Each record is to be printed again precisely as it reads.

Items listed in a dataset
>>>>>
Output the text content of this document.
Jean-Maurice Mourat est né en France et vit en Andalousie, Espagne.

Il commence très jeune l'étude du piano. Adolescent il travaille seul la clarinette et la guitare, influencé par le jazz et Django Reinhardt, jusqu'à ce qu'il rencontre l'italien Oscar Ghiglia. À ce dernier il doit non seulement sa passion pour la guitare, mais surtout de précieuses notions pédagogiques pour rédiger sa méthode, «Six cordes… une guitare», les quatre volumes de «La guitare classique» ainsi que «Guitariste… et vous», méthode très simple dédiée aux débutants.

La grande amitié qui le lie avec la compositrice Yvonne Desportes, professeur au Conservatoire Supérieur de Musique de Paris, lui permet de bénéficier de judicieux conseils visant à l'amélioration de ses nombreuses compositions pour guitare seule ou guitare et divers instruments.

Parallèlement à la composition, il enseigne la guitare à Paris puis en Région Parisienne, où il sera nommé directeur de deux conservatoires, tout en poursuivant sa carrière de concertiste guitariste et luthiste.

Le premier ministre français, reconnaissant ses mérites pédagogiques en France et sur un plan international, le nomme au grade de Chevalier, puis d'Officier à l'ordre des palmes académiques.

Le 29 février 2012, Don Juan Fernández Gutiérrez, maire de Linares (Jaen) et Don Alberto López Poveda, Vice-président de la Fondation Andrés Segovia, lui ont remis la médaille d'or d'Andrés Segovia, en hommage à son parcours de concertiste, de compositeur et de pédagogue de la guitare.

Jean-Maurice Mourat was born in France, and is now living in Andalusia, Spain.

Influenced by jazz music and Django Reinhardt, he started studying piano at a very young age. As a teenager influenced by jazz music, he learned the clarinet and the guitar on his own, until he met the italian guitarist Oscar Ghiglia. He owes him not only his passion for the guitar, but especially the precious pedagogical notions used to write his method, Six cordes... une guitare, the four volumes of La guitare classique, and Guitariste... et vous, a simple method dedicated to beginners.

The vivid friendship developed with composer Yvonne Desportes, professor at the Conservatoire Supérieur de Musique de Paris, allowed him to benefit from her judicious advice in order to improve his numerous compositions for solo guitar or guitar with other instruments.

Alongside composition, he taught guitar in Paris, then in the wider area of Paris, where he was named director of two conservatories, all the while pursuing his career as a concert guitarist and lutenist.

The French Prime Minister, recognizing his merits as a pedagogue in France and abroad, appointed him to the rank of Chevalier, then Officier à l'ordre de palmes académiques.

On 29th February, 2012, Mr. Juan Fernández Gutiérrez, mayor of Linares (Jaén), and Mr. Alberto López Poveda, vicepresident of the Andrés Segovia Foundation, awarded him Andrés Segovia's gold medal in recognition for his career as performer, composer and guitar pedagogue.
<<<<<
▸ **REPLY TO THE TASK**
Output the text content of this document.
Jean-Maurice Mourat est né en France et vit en Andalousie, Espagne.

Il commence très jeune l'étude du piano. Adolescent il travaille seul la clarinette et la guitare, influencé par le jazz et Django Reinhardt, jusqu'à ce qu'il rencontre l'italien Oscar Ghiglia. À ce dernier il doit non seulement sa passion pour la guitare, mais surtout de précieuses notions pédagogiques pour rédiger sa méthode, «Six cordes… une guitare», les quatre volumes de «La guitare classique» ainsi que «Guitariste… et vous», méthode très simple dédiée aux débutants.

La grande amitié qui le lie avec la compositrice Yvonne Desportes, professeur au Conservatoire Supérieur de Musique de Paris, lui permet de bénéficier de judicieux conseils visant à l'amélioration de ses nombreuses compositions pour guitare seule ou guitare et divers instruments.

Parallèlement à la composition, il enseigne la guitare à Paris puis en Région Parisienne, où il sera nommé directeur de deux conservatoires, tout en poursuivant sa carrière de concertiste guitariste et luthiste.

Le premier ministre français, reconnaissant ses mérites pédagogiques en France et sur un plan international, le nomme au grade de Chevalier, puis d'Officier à l'ordre des palmes académiques.

Le 29 février 2012, Don Juan Fernández Gutiérrez, maire de Linares (Jaen) et Don Alberto López Poveda, Vice-président de la Fondation Andrés Segovia, lui ont remis la médaille d'or d'Andrés Segovia, en hommage à son parcours de concertiste, de compositeur et de pédagogue de la guitare.

Jean-Maurice Mourat was born in France, and is now living in Andalusia, Spain.

Influenced by jazz music and Django Reinhardt, he started studying piano at a very young age. As a teenager influenced by jazz music, he learned the clarinet and the guitar on his own, until he met the italian guitarist Oscar Ghiglia. He owes him not only his passion for the guitar, but especially the precious pedagogical notions used to write his method, Six cordes... une guitare, the four volumes of La guitare classique, and Guitariste... et vous, a simple method dedicated to beginners.

The vivid friendship developed with composer Yvonne Desportes, professor at the Conservatoire Supérieur de Musique de Paris, allowed him to benefit from her judicious advice in order to improve his numerous compositions for solo guitar or guitar with other instruments.

Alongside composition, he taught guitar in Paris, then in the wider area of Paris, where he was named director of two conservatories, all the while pursuing his career as a concert guitarist and lutenist.

The French Prime Minister, recognizing his merits as a pedagogue in France and abroad, appointed him to the rank of Chevalier, then Officier à l'ordre de palmes académiques.

On 29th February, 2012, Mr. Juan Fernández Gutiérrez, mayor of Linares (Jaén), and Mr. Alberto López Poveda, vicepresident of the Andrés Segovia Foundation, awarded him Andrés Segovia's gold medal in recognition for his career as performer, composer and guitar pedagogue.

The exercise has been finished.